▶ Task input
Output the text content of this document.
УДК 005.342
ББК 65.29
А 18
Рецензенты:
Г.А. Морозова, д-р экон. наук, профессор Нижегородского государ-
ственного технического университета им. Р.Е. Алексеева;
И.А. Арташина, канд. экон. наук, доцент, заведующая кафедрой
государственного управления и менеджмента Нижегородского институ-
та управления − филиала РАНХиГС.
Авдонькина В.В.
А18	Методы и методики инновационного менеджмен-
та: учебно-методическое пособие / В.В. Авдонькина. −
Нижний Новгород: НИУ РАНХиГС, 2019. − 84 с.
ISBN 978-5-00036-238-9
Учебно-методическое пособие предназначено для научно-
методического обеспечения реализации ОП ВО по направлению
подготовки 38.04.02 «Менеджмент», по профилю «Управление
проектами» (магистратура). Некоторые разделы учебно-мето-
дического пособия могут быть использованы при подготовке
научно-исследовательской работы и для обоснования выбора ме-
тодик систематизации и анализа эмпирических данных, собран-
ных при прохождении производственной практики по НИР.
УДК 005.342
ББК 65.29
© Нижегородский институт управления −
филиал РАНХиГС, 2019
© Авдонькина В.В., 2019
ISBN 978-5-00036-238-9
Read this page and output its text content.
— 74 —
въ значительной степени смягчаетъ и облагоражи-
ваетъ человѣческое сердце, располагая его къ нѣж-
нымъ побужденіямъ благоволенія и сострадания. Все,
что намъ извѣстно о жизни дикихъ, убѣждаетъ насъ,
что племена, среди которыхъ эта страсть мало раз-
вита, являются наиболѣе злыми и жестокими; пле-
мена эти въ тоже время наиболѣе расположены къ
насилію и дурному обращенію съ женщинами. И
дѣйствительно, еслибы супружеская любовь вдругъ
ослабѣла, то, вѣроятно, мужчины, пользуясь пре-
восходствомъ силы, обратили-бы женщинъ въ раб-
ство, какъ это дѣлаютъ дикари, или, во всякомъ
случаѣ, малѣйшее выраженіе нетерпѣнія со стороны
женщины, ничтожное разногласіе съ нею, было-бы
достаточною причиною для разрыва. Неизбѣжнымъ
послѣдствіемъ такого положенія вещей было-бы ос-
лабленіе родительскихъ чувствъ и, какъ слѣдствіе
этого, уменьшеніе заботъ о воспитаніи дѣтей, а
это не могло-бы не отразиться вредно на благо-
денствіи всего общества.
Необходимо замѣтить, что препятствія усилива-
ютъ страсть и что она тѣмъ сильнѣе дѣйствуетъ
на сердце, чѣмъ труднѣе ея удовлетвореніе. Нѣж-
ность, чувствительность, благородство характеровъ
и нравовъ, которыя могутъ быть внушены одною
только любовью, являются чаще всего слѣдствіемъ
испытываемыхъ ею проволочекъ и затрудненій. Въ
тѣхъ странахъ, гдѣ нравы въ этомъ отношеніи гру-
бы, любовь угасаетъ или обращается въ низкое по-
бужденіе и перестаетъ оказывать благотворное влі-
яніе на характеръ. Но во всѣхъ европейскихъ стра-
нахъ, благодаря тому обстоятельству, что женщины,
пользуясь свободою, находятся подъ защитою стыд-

▶ Given task
Copy out exactly the lines between the line with "Read this page and output its text content." and the last line of the entries, counting both of those lines.

▶ The solution
Read this page and output its text content.
— 74 —
въ значительной степени смягчаетъ и облагоражи-
ваетъ человѣческое сердце, располагая его къ нѣж-
нымъ побужденіямъ благоволенія и сострадания. Все,
что намъ извѣстно о жизни дикихъ, убѣждаетъ насъ,
что племена, среди которыхъ эта страсть мало раз-
вита, являются наиболѣе злыми и жестокими; пле-
мена эти въ тоже время наиболѣе расположены къ
насилію и дурному обращенію съ женщинами. И
дѣйствительно, еслибы супружеская любовь вдругъ
ослабѣла, то, вѣроятно, мужчины, пользуясь пре-
восходствомъ силы, обратили-бы женщинъ въ раб-
ство, какъ это дѣлаютъ дикари, или, во всякомъ
случаѣ, малѣйшее выраженіе нетерпѣнія со стороны
женщины, ничтожное разногласіе съ нею, было-бы
достаточною причиною для разрыва. Неизбѣжнымъ
послѣдствіемъ такого положенія вещей было-бы ос-
лабленіе родительскихъ чувствъ и, какъ слѣдствіе
этого, уменьшеніе заботъ о воспитаніи дѣтей, а
это не могло-бы не отразиться вредно на благо-
денствіи всего общества.
Необходимо замѣтить, что препятствія усилива-
ютъ страсть и что она тѣмъ сильнѣе дѣйствуетъ
на сердце, чѣмъ труднѣе ея удовлетвореніе. Нѣж-
ность, чувствительность, благородство характеровъ
и нравовъ, которыя могутъ быть внушены одною
только любовью, являются чаще всего слѣдствіемъ
испытываемыхъ ею проволочекъ и затрудненій. Въ
тѣхъ странахъ, гдѣ нравы въ этомъ отношеніи гру-
бы, любовь угасаетъ или обращается въ низкое по-
бужденіе и перестаетъ оказывать благотворное влі-
яніе на характеръ. Но во всѣхъ европейскихъ стра-
нахъ, благодаря тому обстоятельству, что женщины,
пользуясь свободою, находятся подъ защитою стыд-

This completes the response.